■ What is expected
Return every record verbatim.

** START Given entries **

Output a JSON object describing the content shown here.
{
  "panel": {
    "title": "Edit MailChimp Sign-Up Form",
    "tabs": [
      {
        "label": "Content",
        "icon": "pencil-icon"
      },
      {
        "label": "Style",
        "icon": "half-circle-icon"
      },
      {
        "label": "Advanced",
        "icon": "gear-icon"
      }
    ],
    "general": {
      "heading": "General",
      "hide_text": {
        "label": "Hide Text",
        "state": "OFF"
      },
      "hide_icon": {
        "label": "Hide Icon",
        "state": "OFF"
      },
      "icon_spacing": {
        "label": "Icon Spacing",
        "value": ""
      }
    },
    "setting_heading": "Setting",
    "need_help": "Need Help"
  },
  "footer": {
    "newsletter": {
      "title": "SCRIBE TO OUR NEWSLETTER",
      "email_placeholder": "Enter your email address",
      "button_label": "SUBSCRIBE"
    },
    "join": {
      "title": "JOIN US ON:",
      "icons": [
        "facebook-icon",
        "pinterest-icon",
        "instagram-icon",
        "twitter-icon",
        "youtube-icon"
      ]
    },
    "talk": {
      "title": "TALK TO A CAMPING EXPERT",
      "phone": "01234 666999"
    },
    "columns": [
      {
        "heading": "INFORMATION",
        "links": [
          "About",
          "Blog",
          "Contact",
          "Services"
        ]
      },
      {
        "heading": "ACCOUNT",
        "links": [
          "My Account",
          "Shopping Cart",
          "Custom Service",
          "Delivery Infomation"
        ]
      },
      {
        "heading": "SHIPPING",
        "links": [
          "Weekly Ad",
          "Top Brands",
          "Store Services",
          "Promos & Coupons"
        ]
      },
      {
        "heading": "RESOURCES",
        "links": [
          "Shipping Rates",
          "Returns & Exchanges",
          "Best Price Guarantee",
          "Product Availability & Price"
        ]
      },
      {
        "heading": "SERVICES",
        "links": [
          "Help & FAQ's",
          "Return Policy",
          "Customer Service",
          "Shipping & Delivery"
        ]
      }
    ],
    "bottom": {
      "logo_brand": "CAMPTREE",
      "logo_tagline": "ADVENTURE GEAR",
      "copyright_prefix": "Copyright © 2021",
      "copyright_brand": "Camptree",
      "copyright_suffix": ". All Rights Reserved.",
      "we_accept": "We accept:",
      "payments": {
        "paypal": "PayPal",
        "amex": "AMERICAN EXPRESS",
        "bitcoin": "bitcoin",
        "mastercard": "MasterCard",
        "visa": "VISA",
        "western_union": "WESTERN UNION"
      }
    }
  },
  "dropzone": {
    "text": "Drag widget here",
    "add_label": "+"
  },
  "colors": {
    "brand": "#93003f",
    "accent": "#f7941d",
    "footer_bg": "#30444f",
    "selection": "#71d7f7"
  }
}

** END Given entries **

■ Answer to this exercise
Output a JSON object describing the content shown here.
{
  "panel": {
    "title": "Edit MailChimp Sign-Up Form",
    "tabs": [
      {
        "label": "Content",
        "icon": "pencil-icon"
      },
      {
        "label": "Style",
        "icon": "half-circle-icon"
      },
      {
        "label": "Advanced",
        "icon": "gear-icon"
      }
    ],
    "general": {
      "heading": "General",
      "hide_text": {
        "label": "Hide Text",
        "state": "OFF"
      },
      "hide_icon": {
        "label": "Hide Icon",
        "state": "OFF"
      },
      "icon_spacing": {
        "label": "Icon Spacing",
        "value": ""
      }
    },
    "setting_heading": "Setting",
    "need_help": "Need Help"
  },
  "footer": {
    "newsletter": {
      "title": "SCRIBE TO OUR NEWSLETTER",
      "email_placeholder": "Enter your email address",
      "button_label": "SUBSCRIBE"
    },
    "join": {
      "title": "JOIN US ON:",
      "icons": [
        "facebook-icon",
        "pinterest-icon",
        "instagram-icon",
        "twitter-icon",
        "youtube-icon"
      ]
    },
    "talk": {
      "title": "TALK TO A CAMPING EXPERT",
      "phone": "01234 666999"
    },
    "columns": [
      {
        "heading": "INFORMATION",
        "links": [
          "About",
          "Blog",
          "Contact",
          "Services"
        ]
      },
      {
        "heading": "ACCOUNT",
        "links": [
          "My Account",
          "Shopping Cart",
          "Custom Service",
          "Delivery Infomation"
        ]
      },
      {
        "heading": "SHIPPING",
        "links": [
          "Weekly Ad",
          "Top Brands",
          "Store Services",
          "Promos & Coupons"
        ]
      },
      {
        "heading": "RESOURCES",
        "links": [
          "Shipping Rates",
          "Returns & Exchanges",
          "Best Price Guarantee",
          "Product Availability & Price"
        ]
      },
      {
        "heading": "SERVICES",
        "links": [
          "Help & FAQ's",
          "Return Policy",
          "Customer Service",
          "Shipping & Delivery"
        ]
      }
    ],
    "bottom": {
      "logo_brand": "CAMPTREE",
      "logo_tagline": "ADVENTURE GEAR",
      "copyright_prefix": "Copyright © 2021",
      "copyright_brand": "Camptree",
      "copyright_suffix": ". All Rights Reserved.",
      "we_accept": "We accept:",
      "payments": {
        "paypal": "PayPal",
        "amex": "AMERICAN EXPRESS",
        "bitcoin": "bitcoin",
        "mastercard": "MasterCard",
        "visa": "VISA",
        "western_union": "WESTERN UNION"
      }
    }
  },
  "dropzone": {
    "text": "Drag widget here",
    "add_label": "+"
  },
  "colors": {
    "brand": "#93003f",
    "accent": "#f7941d",
    "footer_bg": "#30444f",
    "selection": "#71d7f7"
  }
}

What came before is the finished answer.